_SHORT PROBLEM_.
Write out every record below exactly as it appears.

"""

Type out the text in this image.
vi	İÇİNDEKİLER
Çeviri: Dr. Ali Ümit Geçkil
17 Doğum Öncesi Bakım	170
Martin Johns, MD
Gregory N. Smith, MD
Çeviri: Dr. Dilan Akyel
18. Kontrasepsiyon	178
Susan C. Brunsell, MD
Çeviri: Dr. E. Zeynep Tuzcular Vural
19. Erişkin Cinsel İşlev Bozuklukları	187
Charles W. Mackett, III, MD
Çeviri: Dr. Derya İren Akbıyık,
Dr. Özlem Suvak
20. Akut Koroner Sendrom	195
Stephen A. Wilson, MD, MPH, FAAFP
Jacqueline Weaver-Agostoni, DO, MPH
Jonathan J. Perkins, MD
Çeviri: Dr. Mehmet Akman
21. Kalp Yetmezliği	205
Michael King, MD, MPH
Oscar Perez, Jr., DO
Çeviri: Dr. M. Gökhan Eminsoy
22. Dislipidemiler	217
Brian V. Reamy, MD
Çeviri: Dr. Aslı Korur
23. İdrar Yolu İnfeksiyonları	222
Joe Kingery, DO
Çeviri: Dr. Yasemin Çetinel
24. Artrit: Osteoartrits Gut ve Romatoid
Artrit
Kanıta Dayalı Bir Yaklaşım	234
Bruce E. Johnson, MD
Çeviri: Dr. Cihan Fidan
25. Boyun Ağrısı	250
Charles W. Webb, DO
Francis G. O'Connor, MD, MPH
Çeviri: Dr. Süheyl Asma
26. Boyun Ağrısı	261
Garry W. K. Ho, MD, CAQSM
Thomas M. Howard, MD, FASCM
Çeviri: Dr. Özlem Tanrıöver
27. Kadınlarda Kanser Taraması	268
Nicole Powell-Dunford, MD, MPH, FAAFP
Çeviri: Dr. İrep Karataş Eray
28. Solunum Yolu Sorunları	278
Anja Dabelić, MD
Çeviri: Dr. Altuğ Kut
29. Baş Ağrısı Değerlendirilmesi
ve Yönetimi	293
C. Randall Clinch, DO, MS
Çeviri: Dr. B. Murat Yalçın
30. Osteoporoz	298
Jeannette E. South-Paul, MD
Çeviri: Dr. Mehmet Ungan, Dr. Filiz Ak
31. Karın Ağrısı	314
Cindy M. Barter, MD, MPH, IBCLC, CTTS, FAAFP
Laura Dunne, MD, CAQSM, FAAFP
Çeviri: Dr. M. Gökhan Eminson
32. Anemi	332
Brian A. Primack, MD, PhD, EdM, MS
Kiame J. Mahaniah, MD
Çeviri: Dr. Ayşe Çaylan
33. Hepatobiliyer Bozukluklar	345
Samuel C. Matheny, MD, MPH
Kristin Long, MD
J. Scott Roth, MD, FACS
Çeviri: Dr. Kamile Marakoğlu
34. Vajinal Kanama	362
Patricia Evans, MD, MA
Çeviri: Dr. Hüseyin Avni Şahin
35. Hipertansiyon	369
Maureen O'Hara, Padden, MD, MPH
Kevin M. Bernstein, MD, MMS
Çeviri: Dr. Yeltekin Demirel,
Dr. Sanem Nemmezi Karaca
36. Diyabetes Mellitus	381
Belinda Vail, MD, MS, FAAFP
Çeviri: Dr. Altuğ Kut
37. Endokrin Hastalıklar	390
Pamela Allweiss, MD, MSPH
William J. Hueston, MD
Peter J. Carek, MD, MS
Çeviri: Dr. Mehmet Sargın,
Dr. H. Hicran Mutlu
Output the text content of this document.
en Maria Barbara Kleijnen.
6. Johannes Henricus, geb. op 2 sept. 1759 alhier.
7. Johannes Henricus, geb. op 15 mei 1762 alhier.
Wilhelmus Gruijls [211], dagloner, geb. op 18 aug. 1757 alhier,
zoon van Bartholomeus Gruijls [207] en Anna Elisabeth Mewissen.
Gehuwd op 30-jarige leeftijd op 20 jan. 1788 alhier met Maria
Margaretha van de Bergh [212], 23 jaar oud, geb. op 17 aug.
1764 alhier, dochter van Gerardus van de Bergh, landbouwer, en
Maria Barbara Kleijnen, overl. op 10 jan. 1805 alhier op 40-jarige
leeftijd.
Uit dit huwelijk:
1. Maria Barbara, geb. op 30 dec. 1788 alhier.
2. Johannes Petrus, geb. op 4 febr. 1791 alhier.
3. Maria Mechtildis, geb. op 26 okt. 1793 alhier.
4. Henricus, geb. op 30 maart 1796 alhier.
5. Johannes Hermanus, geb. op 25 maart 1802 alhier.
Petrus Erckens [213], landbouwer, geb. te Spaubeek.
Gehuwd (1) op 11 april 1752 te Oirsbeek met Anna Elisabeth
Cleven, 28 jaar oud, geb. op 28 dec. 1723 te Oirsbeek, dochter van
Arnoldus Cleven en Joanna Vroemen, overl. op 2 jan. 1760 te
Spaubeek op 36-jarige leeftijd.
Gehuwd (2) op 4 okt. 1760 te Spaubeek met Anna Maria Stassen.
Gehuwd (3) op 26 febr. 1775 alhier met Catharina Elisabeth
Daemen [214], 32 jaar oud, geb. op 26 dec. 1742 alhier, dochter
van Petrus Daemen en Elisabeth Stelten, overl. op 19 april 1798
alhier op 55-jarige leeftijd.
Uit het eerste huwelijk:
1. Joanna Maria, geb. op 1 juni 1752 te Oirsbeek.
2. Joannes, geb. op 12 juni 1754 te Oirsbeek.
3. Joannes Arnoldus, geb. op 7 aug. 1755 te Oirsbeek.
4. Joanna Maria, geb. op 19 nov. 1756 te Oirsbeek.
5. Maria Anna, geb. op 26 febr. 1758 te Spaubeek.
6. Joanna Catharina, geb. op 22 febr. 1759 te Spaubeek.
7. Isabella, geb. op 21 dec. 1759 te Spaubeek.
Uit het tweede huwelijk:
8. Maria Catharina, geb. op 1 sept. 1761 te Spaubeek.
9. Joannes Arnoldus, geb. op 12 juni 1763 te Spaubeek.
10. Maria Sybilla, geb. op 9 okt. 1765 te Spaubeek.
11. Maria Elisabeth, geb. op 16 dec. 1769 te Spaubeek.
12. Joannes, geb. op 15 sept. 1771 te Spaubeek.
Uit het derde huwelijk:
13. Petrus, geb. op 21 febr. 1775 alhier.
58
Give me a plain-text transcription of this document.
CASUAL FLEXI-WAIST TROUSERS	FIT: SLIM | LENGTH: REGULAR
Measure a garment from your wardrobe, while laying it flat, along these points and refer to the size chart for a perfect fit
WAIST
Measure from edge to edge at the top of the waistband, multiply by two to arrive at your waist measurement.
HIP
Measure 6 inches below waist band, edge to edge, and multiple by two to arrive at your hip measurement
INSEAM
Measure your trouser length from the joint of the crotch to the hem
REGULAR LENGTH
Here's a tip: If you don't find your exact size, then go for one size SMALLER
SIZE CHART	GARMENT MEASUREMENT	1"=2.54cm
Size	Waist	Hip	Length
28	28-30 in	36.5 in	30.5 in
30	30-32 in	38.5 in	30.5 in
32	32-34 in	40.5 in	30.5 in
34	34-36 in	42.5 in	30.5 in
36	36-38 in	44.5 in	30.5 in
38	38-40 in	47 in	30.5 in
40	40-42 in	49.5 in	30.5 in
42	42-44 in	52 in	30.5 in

"""

_THE COMPLETED TASK_.
Type out the text in this image.
vi	İÇİNDEKİLER
Çeviri: Dr. Ali Ümit Geçkil
17 Doğum Öncesi Bakım	170
Martin Johns, MD
Gregory N. Smith, MD
Çeviri: Dr. Dilan Akyel
18. Kontrasepsiyon	178
Susan C. Brunsell, MD
Çeviri: Dr. E. Zeynep Tuzcular Vural
19. Erişkin Cinsel İşlev Bozuklukları	187
Charles W. Mackett, III, MD
Çeviri: Dr. Derya İren Akbıyık,
Dr. Özlem Suvak
20. Akut Koroner Sendrom	195
Stephen A. Wilson, MD, MPH, FAAFP
Jacqueline Weaver-Agostoni, DO, MPH
Jonathan J. Perkins, MD
Çeviri: Dr. Mehmet Akman
21. Kalp Yetmezliği	205
Michael King, MD, MPH
Oscar Perez, Jr., DO
Çeviri: Dr. M. Gökhan Eminsoy
22. Dislipidemiler	217
Brian V. Reamy, MD
Çeviri: Dr. Aslı Korur
23. İdrar Yolu İnfeksiyonları	222
Joe Kingery, DO
Çeviri: Dr. Yasemin Çetinel
24. Artrit: Osteoartrits Gut ve Romatoid
Artrit
Kanıta Dayalı Bir Yaklaşım	234
Bruce E. Johnson, MD
Çeviri: Dr. Cihan Fidan
25. Boyun Ağrısı	250
Charles W. Webb, DO
Francis G. O'Connor, MD, MPH
Çeviri: Dr. Süheyl Asma
26. Boyun Ağrısı	261
Garry W. K. Ho, MD, CAQSM
Thomas M. Howard, MD, FASCM
Çeviri: Dr. Özlem Tanrıöver
27. Kadınlarda Kanser Taraması	268
Nicole Powell-Dunford, MD, MPH, FAAFP
Çeviri: Dr. İrep Karataş Eray
28. Solunum Yolu Sorunları	278
Anja Dabelić, MD
Çeviri: Dr. Altuğ Kut
29. Baş Ağrısı Değerlendirilmesi
ve Yönetimi	293
C. Randall Clinch, DO, MS
Çeviri: Dr. B. Murat Yalçın
30. Osteoporoz	298
Jeannette E. South-Paul, MD
Çeviri: Dr. Mehmet Ungan, Dr. Filiz Ak
31. Karın Ağrısı	314
Cindy M. Barter, MD, MPH, IBCLC, CTTS, FAAFP
Laura Dunne, MD, CAQSM, FAAFP
Çeviri: Dr. M. Gökhan Eminson
32. Anemi	332
Brian A. Primack, MD, PhD, EdM, MS
Kiame J. Mahaniah, MD
Çeviri: Dr. Ayşe Çaylan
33. Hepatobiliyer Bozukluklar	345
Samuel C. Matheny, MD, MPH
Kristin Long, MD
J. Scott Roth, MD, FACS
Çeviri: Dr. Kamile Marakoğlu
34. Vajinal Kanama	362
Patricia Evans, MD, MA
Çeviri: Dr. Hüseyin Avni Şahin
35. Hipertansiyon	369
Maureen O'Hara, Padden, MD, MPH
Kevin M. Bernstein, MD, MMS
Çeviri: Dr. Yeltekin Demirel,
Dr. Sanem Nemmezi Karaca
36. Diyabetes Mellitus	381
Belinda Vail, MD, MS, FAAFP
Çeviri: Dr. Altuğ Kut
37. Endokrin Hastalıklar	390
Pamela Allweiss, MD, MSPH
William J. Hueston, MD
Peter J. Carek, MD, MS
Çeviri: Dr. Mehmet Sargın,
Dr. H. Hicran Mutlu
Output the text content of this document.
en Maria Barbara Kleijnen.
6. Johannes Henricus, geb. op 2 sept. 1759 alhier.
7. Johannes Henricus, geb. op 15 mei 1762 alhier.
Wilhelmus Gruijls [211], dagloner, geb. op 18 aug. 1757 alhier,
zoon van Bartholomeus Gruijls [207] en Anna Elisabeth Mewissen.
Gehuwd op 30-jarige leeftijd op 20 jan. 1788 alhier met Maria
Margaretha van de Bergh [212], 23 jaar oud, geb. op 17 aug.
1764 alhier, dochter van Gerardus van de Bergh, landbouwer, en
Maria Barbara Kleijnen, overl. op 10 jan. 1805 alhier op 40-jarige
leeftijd.
Uit dit huwelijk:
1. Maria Barbara, geb. op 30 dec. 1788 alhier.
2. Johannes Petrus, geb. op 4 febr. 1791 alhier.
3. Maria Mechtildis, geb. op 26 okt. 1793 alhier.
4. Henricus, geb. op 30 maart 1796 alhier.
5. Johannes Hermanus, geb. op 25 maart 1802 alhier.
Petrus Erckens [213], landbouwer, geb. te Spaubeek.
Gehuwd (1) op 11 april 1752 te Oirsbeek met Anna Elisabeth
Cleven, 28 jaar oud, geb. op 28 dec. 1723 te Oirsbeek, dochter van
Arnoldus Cleven en Joanna Vroemen, overl. op 2 jan. 1760 te
Spaubeek op 36-jarige leeftijd.
Gehuwd (2) op 4 okt. 1760 te Spaubeek met Anna Maria Stassen.
Gehuwd (3) op 26 febr. 1775 alhier met Catharina Elisabeth
Daemen [214], 32 jaar oud, geb. op 26 dec. 1742 alhier, dochter
van Petrus Daemen en Elisabeth Stelten, overl. op 19 april 1798
alhier op 55-jarige leeftijd.
Uit het eerste huwelijk:
1. Joanna Maria, geb. op 1 juni 1752 te Oirsbeek.
2. Joannes, geb. op 12 juni 1754 te Oirsbeek.
3. Joannes Arnoldus, geb. op 7 aug. 1755 te Oirsbeek.
4. Joanna Maria, geb. op 19 nov. 1756 te Oirsbeek.
5. Maria Anna, geb. op 26 febr. 1758 te Spaubeek.
6. Joanna Catharina, geb. op 22 febr. 1759 te Spaubeek.
7. Isabella, geb. op 21 dec. 1759 te Spaubeek.
Uit het tweede huwelijk:
8. Maria Catharina, geb. op 1 sept. 1761 te Spaubeek.
9. Joannes Arnoldus, geb. op 12 juni 1763 te Spaubeek.
10. Maria Sybilla, geb. op 9 okt. 1765 te Spaubeek.
11. Maria Elisabeth, geb. op 16 dec. 1769 te Spaubeek.
12. Joannes, geb. op 15 sept. 1771 te Spaubeek.
Uit het derde huwelijk:
13. Petrus, geb. op 21 febr. 1775 alhier.
58
Give me a plain-text transcription of this document.
CASUAL FLEXI-WAIST TROUSERS	FIT: SLIM | LENGTH: REGULAR
Measure a garment from your wardrobe, while laying it flat, along these points and refer to the size chart for a perfect fit
WAIST
Measure from edge to edge at the top of the waistband, multiply by two to arrive at your waist measurement.
HIP
Measure 6 inches below waist band, edge to edge, and multiple by two to arrive at your hip measurement
INSEAM
Measure your trouser length from the joint of the crotch to the hem
REGULAR LENGTH
Here's a tip: If you don't find your exact size, then go for one size SMALLER
SIZE CHART	GARMENT MEASUREMENT	1"=2.54cm
Size	Waist	Hip	Length
28	28-30 in	36.5 in	30.5 in
30	30-32 in	38.5 in	30.5 in
32	32-34 in	40.5 in	30.5 in
34	34-36 in	42.5 in	30.5 in
36	36-38 in	44.5 in	30.5 in
38	38-40 in	47 in	30.5 in
40	40-42 in	49.5 in	30.5 in
42	42-44 in	52 in	30.5 in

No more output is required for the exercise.